To do:
Please give the count of lines holding the string "ZDDP" and nothing besides.

Materials provided:
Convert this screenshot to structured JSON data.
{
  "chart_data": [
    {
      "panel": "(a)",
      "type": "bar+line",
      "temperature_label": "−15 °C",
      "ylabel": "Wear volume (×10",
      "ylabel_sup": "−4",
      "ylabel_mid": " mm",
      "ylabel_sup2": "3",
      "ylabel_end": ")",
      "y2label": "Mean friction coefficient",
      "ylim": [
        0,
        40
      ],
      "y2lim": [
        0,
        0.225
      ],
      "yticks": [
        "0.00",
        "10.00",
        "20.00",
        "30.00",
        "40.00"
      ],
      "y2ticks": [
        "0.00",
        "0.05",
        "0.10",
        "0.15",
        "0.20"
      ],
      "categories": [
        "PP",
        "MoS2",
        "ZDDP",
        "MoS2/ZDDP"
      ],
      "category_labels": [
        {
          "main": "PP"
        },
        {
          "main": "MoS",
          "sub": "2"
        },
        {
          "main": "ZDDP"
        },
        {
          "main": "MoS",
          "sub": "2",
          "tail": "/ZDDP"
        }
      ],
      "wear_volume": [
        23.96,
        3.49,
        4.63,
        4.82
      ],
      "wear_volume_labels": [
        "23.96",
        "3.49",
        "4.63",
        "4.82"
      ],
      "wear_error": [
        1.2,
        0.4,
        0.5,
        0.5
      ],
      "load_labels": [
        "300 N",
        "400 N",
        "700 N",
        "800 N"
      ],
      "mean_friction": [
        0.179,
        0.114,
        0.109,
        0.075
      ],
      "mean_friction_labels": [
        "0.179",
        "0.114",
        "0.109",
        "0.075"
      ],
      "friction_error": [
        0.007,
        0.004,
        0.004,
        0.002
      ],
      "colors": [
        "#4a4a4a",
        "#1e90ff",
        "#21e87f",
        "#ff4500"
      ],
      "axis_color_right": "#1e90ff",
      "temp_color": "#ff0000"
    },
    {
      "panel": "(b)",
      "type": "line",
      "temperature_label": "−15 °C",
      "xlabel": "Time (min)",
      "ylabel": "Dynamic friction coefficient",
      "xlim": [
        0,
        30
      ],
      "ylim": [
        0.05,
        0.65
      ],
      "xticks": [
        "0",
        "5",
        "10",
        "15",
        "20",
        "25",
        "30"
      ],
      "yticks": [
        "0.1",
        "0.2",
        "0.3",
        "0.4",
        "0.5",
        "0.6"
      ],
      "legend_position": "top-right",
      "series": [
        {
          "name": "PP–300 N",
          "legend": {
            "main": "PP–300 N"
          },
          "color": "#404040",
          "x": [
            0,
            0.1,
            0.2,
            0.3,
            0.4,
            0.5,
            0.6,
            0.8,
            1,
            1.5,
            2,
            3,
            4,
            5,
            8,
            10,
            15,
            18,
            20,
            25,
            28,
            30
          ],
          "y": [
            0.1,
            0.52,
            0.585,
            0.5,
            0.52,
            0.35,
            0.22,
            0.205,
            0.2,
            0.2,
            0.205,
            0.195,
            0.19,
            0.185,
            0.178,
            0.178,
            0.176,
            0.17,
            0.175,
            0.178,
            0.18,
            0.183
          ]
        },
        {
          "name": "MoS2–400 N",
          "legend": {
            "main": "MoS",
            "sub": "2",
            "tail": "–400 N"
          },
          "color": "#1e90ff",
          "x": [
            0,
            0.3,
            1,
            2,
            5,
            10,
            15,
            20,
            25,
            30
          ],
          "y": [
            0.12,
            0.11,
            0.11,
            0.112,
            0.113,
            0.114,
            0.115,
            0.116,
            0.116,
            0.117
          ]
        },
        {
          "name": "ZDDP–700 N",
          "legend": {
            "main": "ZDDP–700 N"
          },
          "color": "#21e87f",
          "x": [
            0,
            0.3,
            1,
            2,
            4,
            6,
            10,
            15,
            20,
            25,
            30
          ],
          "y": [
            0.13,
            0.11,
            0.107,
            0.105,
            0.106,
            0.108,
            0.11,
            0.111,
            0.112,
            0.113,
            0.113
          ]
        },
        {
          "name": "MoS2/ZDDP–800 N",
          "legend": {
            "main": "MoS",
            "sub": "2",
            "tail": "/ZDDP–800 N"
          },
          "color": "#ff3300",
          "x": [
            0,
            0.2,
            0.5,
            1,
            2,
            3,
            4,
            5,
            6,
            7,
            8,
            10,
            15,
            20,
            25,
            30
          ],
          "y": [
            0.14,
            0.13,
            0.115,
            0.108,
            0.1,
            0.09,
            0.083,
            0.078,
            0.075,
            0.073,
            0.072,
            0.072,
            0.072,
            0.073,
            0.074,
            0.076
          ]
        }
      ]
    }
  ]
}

==

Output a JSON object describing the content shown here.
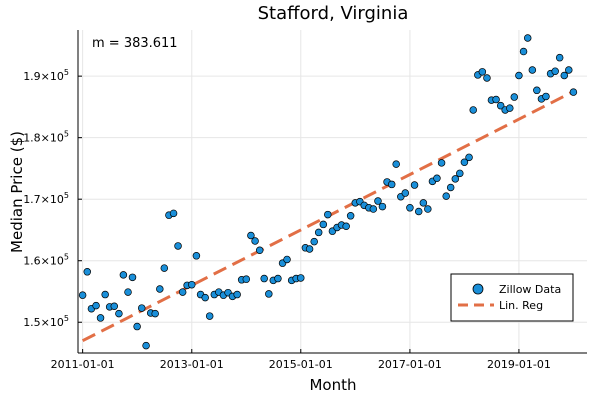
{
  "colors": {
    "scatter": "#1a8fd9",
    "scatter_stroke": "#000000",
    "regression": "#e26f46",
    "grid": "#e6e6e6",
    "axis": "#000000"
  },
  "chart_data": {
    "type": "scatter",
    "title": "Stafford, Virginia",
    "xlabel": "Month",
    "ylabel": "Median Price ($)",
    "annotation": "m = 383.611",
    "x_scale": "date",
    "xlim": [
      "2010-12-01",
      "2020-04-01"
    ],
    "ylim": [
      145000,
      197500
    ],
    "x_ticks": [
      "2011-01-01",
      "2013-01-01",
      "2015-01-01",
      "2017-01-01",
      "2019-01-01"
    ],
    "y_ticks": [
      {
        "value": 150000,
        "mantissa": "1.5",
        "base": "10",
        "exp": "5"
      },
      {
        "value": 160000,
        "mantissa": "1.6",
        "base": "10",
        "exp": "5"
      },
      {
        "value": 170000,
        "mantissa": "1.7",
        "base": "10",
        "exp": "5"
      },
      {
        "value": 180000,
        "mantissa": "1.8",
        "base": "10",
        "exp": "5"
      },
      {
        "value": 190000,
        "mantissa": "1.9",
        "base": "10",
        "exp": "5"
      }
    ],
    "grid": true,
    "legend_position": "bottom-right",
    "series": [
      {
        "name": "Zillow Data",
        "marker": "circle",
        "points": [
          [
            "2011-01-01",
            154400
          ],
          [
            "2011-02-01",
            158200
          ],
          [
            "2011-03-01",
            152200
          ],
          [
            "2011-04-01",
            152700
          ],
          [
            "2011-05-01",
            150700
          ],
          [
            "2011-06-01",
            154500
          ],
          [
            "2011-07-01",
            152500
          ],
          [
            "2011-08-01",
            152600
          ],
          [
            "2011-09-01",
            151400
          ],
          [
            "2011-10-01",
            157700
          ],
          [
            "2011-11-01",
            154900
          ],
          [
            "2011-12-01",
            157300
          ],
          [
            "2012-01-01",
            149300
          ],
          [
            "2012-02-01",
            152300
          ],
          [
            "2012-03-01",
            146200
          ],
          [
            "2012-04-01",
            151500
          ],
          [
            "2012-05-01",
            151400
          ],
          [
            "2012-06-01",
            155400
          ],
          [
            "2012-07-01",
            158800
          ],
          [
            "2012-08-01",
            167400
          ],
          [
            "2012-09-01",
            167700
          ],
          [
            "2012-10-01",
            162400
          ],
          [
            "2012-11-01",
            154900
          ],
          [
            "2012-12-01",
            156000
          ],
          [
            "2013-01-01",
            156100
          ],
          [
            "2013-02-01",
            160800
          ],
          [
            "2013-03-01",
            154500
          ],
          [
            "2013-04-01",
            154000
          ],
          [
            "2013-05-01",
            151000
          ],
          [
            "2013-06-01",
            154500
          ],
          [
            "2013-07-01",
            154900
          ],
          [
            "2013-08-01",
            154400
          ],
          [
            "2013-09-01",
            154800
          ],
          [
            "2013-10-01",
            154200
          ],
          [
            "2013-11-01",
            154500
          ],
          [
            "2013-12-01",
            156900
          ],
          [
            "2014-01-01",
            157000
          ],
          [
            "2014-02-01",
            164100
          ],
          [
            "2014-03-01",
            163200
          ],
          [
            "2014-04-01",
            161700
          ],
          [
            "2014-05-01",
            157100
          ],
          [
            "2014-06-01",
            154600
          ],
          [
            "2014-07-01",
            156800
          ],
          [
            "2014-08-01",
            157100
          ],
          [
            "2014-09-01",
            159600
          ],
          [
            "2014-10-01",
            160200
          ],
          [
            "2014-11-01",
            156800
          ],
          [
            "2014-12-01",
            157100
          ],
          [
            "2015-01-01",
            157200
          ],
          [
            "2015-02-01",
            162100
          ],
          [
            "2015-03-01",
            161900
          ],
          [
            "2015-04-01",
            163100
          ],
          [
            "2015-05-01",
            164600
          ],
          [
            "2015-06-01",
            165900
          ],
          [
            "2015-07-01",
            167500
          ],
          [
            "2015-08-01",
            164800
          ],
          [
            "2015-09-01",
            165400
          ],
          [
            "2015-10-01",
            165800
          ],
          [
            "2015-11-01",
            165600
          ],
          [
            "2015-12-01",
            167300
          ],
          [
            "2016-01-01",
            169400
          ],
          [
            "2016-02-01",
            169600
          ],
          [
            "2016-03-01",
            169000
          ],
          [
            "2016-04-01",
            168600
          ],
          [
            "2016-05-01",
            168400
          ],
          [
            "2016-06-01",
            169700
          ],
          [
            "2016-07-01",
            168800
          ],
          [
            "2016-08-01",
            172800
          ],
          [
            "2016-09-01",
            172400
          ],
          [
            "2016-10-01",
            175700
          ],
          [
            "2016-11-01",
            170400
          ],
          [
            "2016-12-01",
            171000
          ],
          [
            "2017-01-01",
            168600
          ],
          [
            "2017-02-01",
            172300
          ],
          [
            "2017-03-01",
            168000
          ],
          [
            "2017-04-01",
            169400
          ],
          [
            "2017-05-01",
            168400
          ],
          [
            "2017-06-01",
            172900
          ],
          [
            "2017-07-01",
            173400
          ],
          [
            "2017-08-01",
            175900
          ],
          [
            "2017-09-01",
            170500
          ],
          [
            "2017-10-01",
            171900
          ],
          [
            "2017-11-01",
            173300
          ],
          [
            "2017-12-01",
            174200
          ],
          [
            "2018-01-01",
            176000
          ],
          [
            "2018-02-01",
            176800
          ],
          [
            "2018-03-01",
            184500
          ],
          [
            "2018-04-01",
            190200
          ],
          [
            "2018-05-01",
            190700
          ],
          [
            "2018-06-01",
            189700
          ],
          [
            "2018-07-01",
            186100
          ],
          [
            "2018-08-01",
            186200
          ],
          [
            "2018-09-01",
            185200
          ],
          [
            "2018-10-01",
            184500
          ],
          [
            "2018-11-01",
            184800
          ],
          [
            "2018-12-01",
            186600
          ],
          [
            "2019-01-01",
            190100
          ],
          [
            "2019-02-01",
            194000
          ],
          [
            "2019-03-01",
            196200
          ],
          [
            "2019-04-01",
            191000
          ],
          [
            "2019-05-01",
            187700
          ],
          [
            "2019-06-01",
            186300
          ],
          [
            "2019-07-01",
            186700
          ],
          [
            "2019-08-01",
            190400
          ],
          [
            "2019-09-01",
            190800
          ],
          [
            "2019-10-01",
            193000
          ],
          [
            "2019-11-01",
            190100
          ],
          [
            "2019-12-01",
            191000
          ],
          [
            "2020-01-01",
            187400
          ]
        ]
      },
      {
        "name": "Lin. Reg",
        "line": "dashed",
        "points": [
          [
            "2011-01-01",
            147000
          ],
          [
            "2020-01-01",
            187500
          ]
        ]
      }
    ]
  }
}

Output for this task:
8